- _Given instruction_:
Report every line below that holds the word "step".

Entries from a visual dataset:
......
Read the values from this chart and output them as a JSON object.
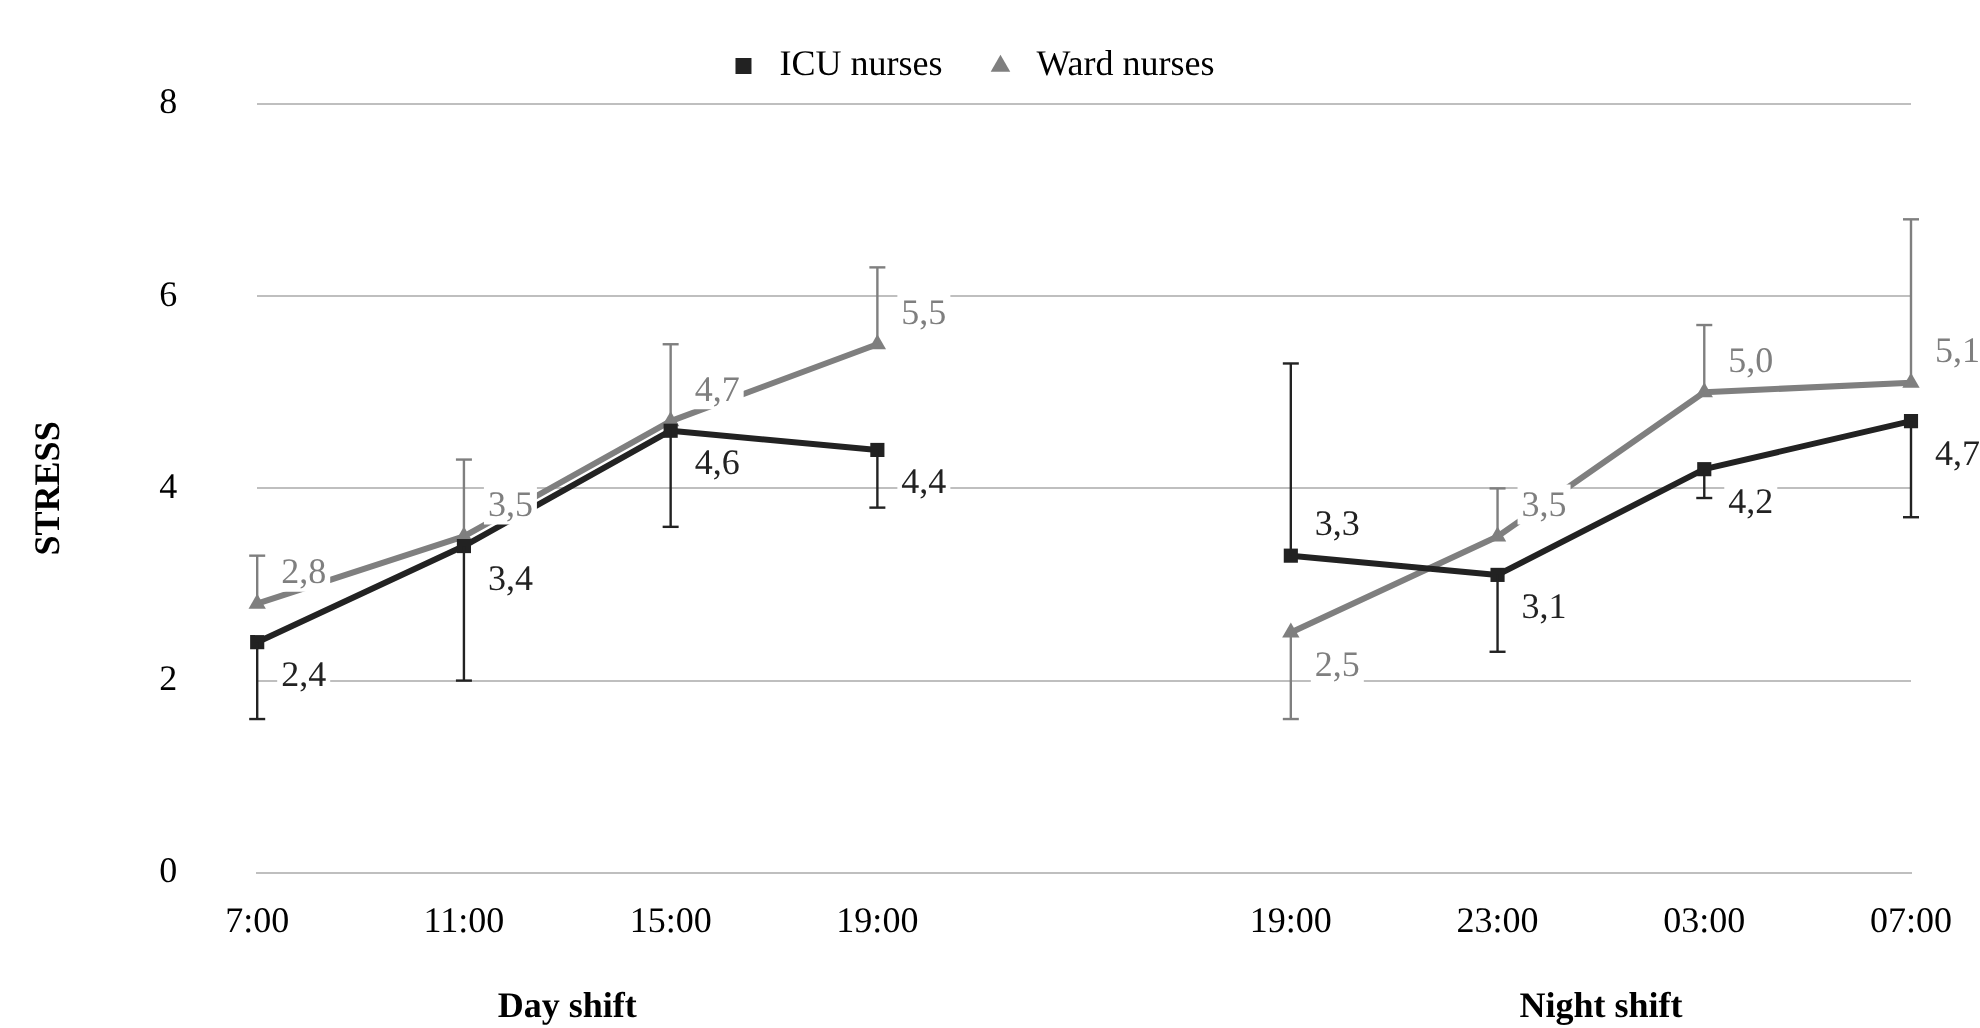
{
  "chart_data": {
    "type": "line",
    "ylabel": "STRESS",
    "categories": [
      "7:00",
      "11:00",
      "15:00",
      "19:00",
      null,
      "19:00",
      "23:00",
      "03:00",
      "07:00"
    ],
    "series": [
      {
        "name": "ICU nurses",
        "color": "#222222",
        "marker": "square",
        "values": [
          2.4,
          3.4,
          4.6,
          4.4,
          null,
          3.3,
          3.1,
          4.2,
          4.7
        ],
        "value_labels": [
          "2,4",
          "3,4",
          "4,6",
          "4,4",
          null,
          "3,3",
          "3,1",
          "4,2",
          "4,7"
        ],
        "errors": [
          [
            1.6,
            2.4
          ],
          [
            2.0,
            3.4
          ],
          [
            3.6,
            4.6
          ],
          [
            3.8,
            4.4
          ],
          null,
          [
            3.3,
            5.3
          ],
          [
            2.3,
            3.1
          ],
          [
            3.9,
            4.2
          ],
          [
            3.7,
            4.7
          ]
        ]
      },
      {
        "name": "Ward nurses",
        "color": "#7f7f7f",
        "marker": "triangle",
        "values": [
          2.8,
          3.5,
          4.7,
          5.5,
          null,
          2.5,
          3.5,
          5.0,
          5.1
        ],
        "value_labels": [
          "2,8",
          "3,5",
          "4,7",
          "5,5",
          null,
          "2,5",
          "3,5",
          "5,0",
          "5,1"
        ],
        "errors": [
          [
            2.8,
            3.3
          ],
          [
            3.5,
            4.3
          ],
          [
            4.7,
            5.5
          ],
          [
            5.5,
            6.3
          ],
          null,
          [
            1.6,
            2.5
          ],
          [
            3.5,
            4.0
          ],
          [
            5.0,
            5.7
          ],
          [
            5.1,
            6.8
          ]
        ]
      }
    ],
    "ylim": [
      0,
      8
    ],
    "yticks": [
      0,
      2,
      4,
      6,
      8
    ],
    "grid": "y",
    "legend": "top",
    "line_style": "solid",
    "annotations": [
      "Day shift",
      "Night shift"
    ]
  }
}
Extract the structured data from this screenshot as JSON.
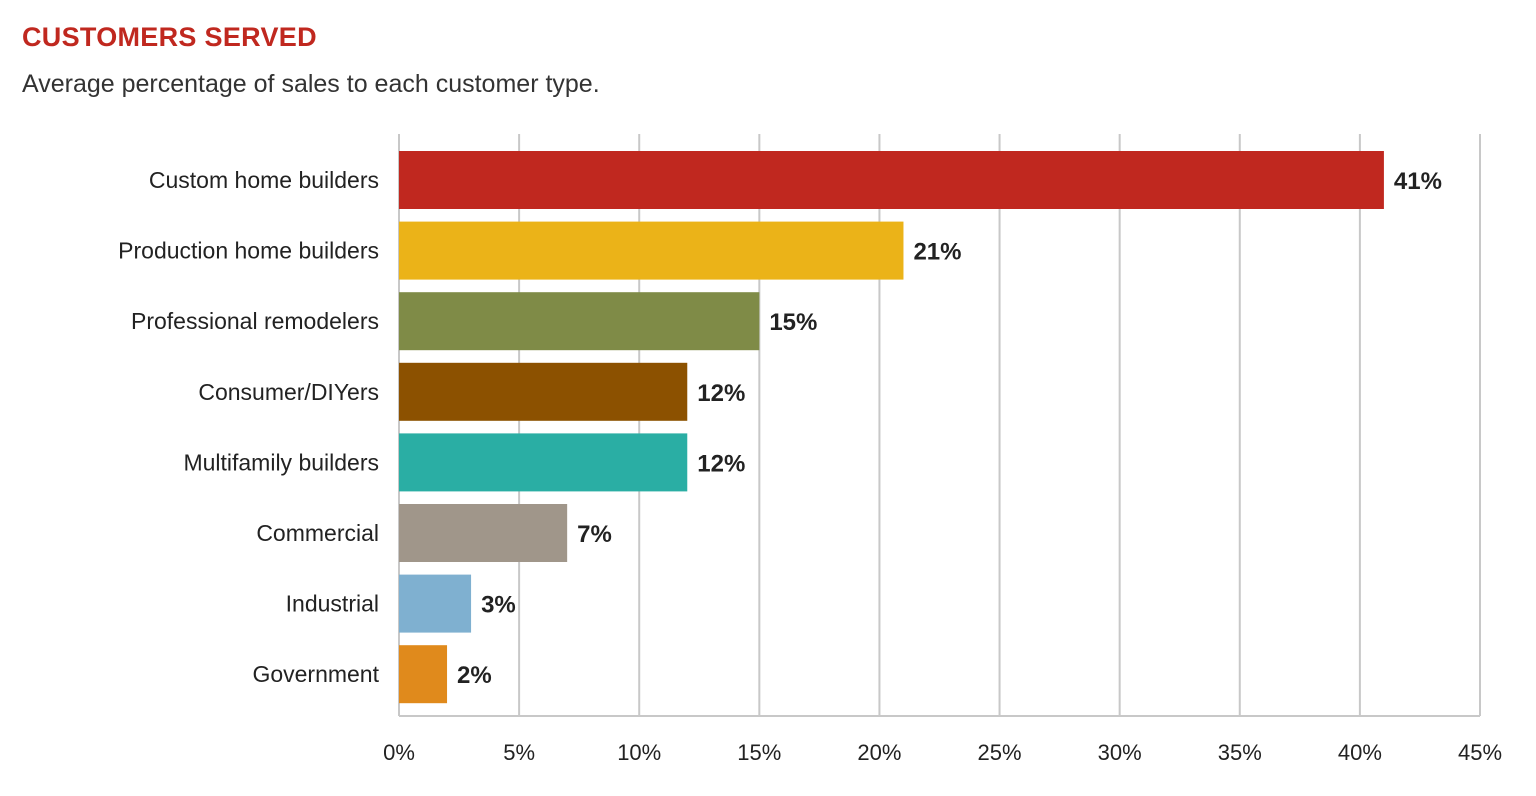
{
  "chart_data": {
    "type": "bar",
    "orientation": "horizontal",
    "title": "CUSTOMERS SERVED",
    "subtitle": "Average percentage of sales to each customer type.",
    "categories": [
      "Custom home builders",
      "Production home builders",
      "Professional remodelers",
      "Consumer/DIYers",
      "Multifamily builders",
      "Commercial",
      "Industrial",
      "Government"
    ],
    "values": [
      41,
      21,
      15,
      12,
      12,
      7,
      3,
      2
    ],
    "value_labels": [
      "41%",
      "21%",
      "15%",
      "12%",
      "12%",
      "7%",
      "3%",
      "2%"
    ],
    "colors": [
      "#c0281f",
      "#ebb318",
      "#7f8b47",
      "#8c5100",
      "#2aaea4",
      "#a0968a",
      "#7fb0d0",
      "#e08a1c"
    ],
    "xlim": [
      0,
      45
    ],
    "xticks": [
      0,
      5,
      10,
      15,
      20,
      25,
      30,
      35,
      40,
      45
    ],
    "xtick_labels": [
      "0%",
      "5%",
      "10%",
      "15%",
      "20%",
      "25%",
      "30%",
      "35%",
      "40%",
      "45%"
    ],
    "grid": true,
    "title_color": "#c0281f"
  }
}
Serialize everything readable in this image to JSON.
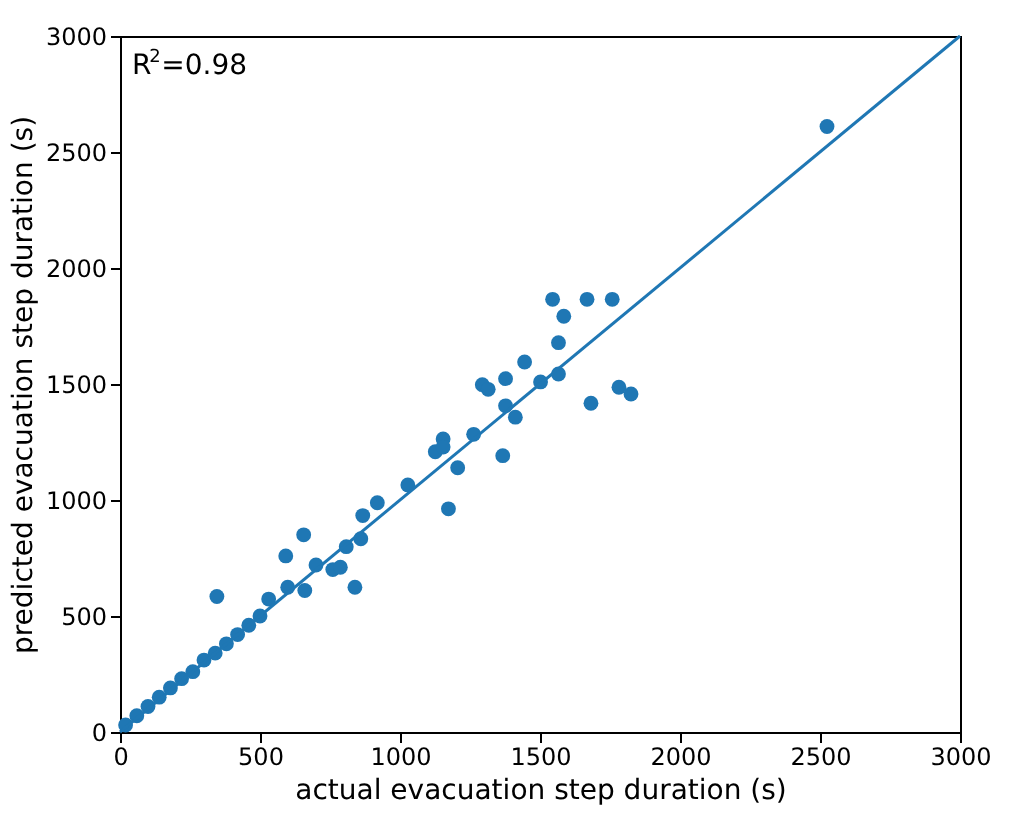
{
  "chart_data": {
    "type": "scatter",
    "xlabel": "actual evacuation step duration (s)",
    "ylabel": "predicted evacuation step duration (s)",
    "annotations": [
      "R$^{2}$=0.98"
    ],
    "xlim": [
      0,
      3000
    ],
    "ylim": [
      0,
      3000
    ],
    "xticks": [
      0,
      500,
      1000,
      1500,
      2000,
      2500,
      3000
    ],
    "yticks": [
      0,
      500,
      1000,
      1500,
      2000,
      2500,
      3000
    ],
    "grid": false,
    "marker": "circle",
    "series": [
      {
        "color": "#1f77b4",
        "x": [
          20,
          60,
          100,
          140,
          180,
          220,
          260,
          300,
          340,
          380,
          420,
          460,
          500,
          346,
          531,
          592,
          599,
          656,
          660,
          700,
          760,
          787,
          808,
          839,
          860,
          867,
          919,
          1028,
          1126,
          1154,
          1154,
          1173,
          1206,
          1263,
          1294,
          1315,
          1367,
          1377,
          1377,
          1412,
          1445,
          1502,
          1545,
          1566,
          1566,
          1585,
          1668,
          1682,
          1758,
          1782,
          1825,
          2525
        ],
        "values": [
          30,
          70,
          110,
          150,
          190,
          230,
          260,
          310,
          340,
          380,
          420,
          460,
          500,
          584,
          573,
          759,
          624,
          850,
          610,
          720,
          700,
          710,
          799,
          624,
          833,
          933,
          988,
          1065,
          1208,
          1263,
          1228,
          962,
          1139,
          1283,
          1497,
          1477,
          1191,
          1406,
          1523,
          1357,
          1595,
          1509,
          1865,
          1543,
          1678,
          1792,
          1865,
          1417,
          1865,
          1486,
          1457,
          2610
        ]
      },
      {
        "type": "line",
        "color": "#1f77b4",
        "marker": "none",
        "x": [
          0,
          3000
        ],
        "values": [
          0,
          3000
        ]
      }
    ]
  }
}
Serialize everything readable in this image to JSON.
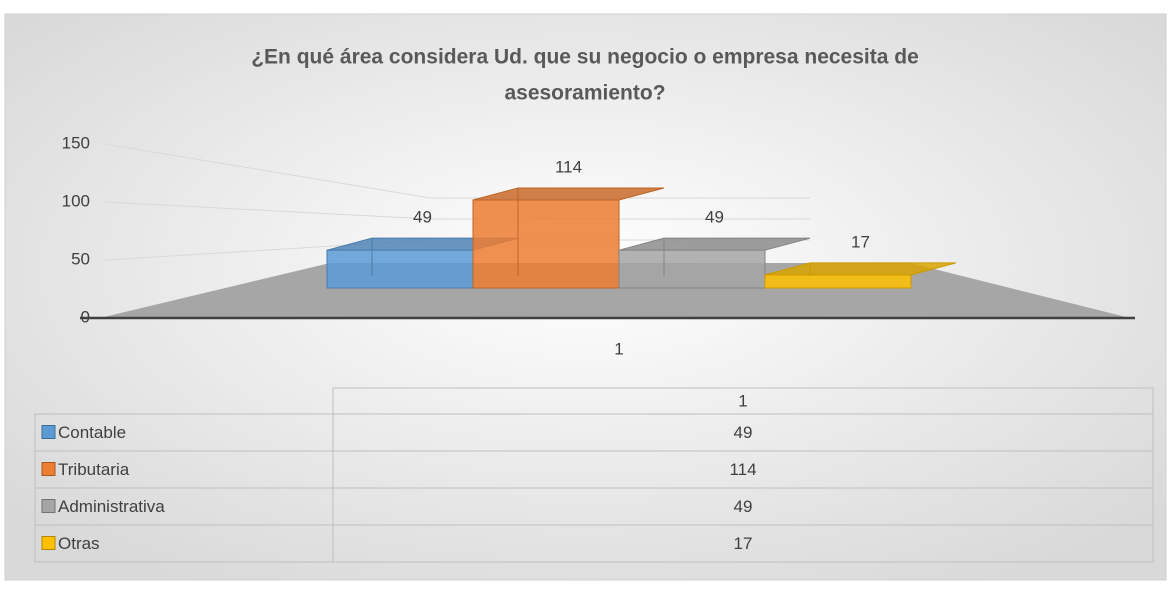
{
  "chart_data": {
    "type": "bar3d",
    "title": "¿En qué área considera Ud. que su negocio o empresa necesita de asesoramiento?",
    "categories": [
      "1"
    ],
    "series": [
      {
        "name": "Contable",
        "color": "#5b9bd5",
        "values": [
          49
        ]
      },
      {
        "name": "Tributaria",
        "color": "#ed7d31",
        "values": [
          114
        ]
      },
      {
        "name": "Administrativa",
        "color": "#a5a5a5",
        "values": [
          49
        ]
      },
      {
        "name": "Otras",
        "color": "#ffc000",
        "values": [
          17
        ]
      }
    ],
    "ylim": [
      0,
      150
    ],
    "yticks": [
      0,
      50,
      100,
      150
    ],
    "grid": true,
    "data_table": true
  }
}
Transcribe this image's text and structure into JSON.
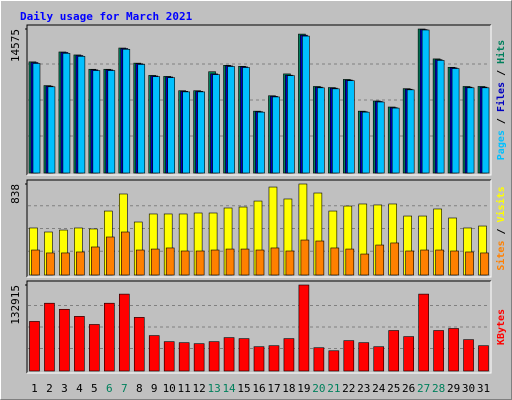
{
  "title": "Daily usage for March 2021",
  "chart_data": [
    {
      "type": "bar",
      "ylim": [
        0,
        14575
      ],
      "yticks": [
        14575
      ],
      "series": [
        {
          "name": "Hits",
          "color": "#00805c",
          "values": [
            11250,
            8850,
            12250,
            11950,
            10500,
            10500,
            12650,
            11120,
            9880,
            9780,
            8330,
            8330,
            10250,
            10900,
            10800,
            6260,
            7820,
            10030,
            14060,
            8760,
            8650,
            9470,
            6260,
            7290,
            6680,
            8540,
            14575,
            11550,
            10700,
            8760,
            8760
          ]
        },
        {
          "name": "Files",
          "color": "#0000c0",
          "values": [
            11180,
            8790,
            12200,
            11890,
            10440,
            10440,
            12600,
            11060,
            9820,
            9720,
            8270,
            8270,
            10030,
            10840,
            10740,
            6210,
            7760,
            9900,
            13950,
            8690,
            8590,
            9410,
            6210,
            7240,
            6620,
            8480,
            14520,
            11470,
            10640,
            8690,
            8690
          ]
        },
        {
          "name": "Pages",
          "color": "#00c0ff",
          "values": [
            11085,
            8724,
            12112,
            11804,
            10367,
            10367,
            12522,
            10983,
            9751,
            9648,
            8211,
            8211,
            9956,
            10777,
            10675,
            6158,
            7698,
            9854,
            13857,
            8622,
            8519,
            9340,
            6158,
            7185,
            6569,
            8417,
            14473,
            11393,
            10572,
            8622,
            8622
          ]
        }
      ]
    },
    {
      "type": "bar",
      "ylim": [
        0,
        838
      ],
      "yticks": [
        838
      ],
      "series": [
        {
          "name": "Visits",
          "color": "#ffff00",
          "values": [
            433,
            396,
            414,
            433,
            424,
            589,
            746,
            488,
            562,
            562,
            562,
            571,
            571,
            617,
            626,
            681,
            810,
            700,
            838,
            755,
            589,
            635,
            654,
            645,
            654,
            543,
            543,
            608,
            525,
            433,
            451
          ]
        },
        {
          "name": "Sites",
          "color": "#ff8000",
          "values": [
            230,
            203,
            203,
            212,
            258,
            350,
            396,
            230,
            239,
            249,
            221,
            221,
            230,
            239,
            239,
            230,
            249,
            221,
            322,
            313,
            249,
            239,
            193,
            276,
            295,
            221,
            230,
            230,
            221,
            212,
            203
          ]
        }
      ]
    },
    {
      "type": "bar",
      "ylim": [
        0,
        132915
      ],
      "yticks": [
        132915
      ],
      "categories": [
        "1",
        "2",
        "3",
        "4",
        "5",
        "6",
        "7",
        "8",
        "9",
        "10",
        "11",
        "12",
        "13",
        "14",
        "15",
        "16",
        "17",
        "18",
        "19",
        "20",
        "21",
        "22",
        "23",
        "24",
        "25",
        "26",
        "27",
        "28",
        "29",
        "30",
        "31"
      ],
      "category_colors": [
        "#000000",
        "#000000",
        "#000000",
        "#000000",
        "#000000",
        "#00805c",
        "#00805c",
        "#000000",
        "#000000",
        "#000000",
        "#000000",
        "#000000",
        "#00805c",
        "#00805c",
        "#000000",
        "#000000",
        "#000000",
        "#000000",
        "#000000",
        "#00805c",
        "#00805c",
        "#000000",
        "#000000",
        "#000000",
        "#000000",
        "#000000",
        "#00805c",
        "#00805c",
        "#000000",
        "#000000",
        "#000000"
      ],
      "series": [
        {
          "name": "KBytes",
          "color": "#ff0000",
          "values": [
            76621,
            104768,
            95386,
            84440,
            71930,
            104768,
            118841,
            82876,
            54730,
            45347,
            43784,
            42220,
            45347,
            51602,
            50038,
            37529,
            39093,
            50038,
            132915,
            35965,
            31274,
            46911,
            43784,
            37529,
            62548,
            53166,
            118841,
            62548,
            65675,
            48475,
            39093
          ]
        }
      ]
    }
  ]
}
......
- _Full solution_:
    "xlabel": "actual evacuation step duration (s)",
    "ylabel": "predicted evacuation step duration (s)",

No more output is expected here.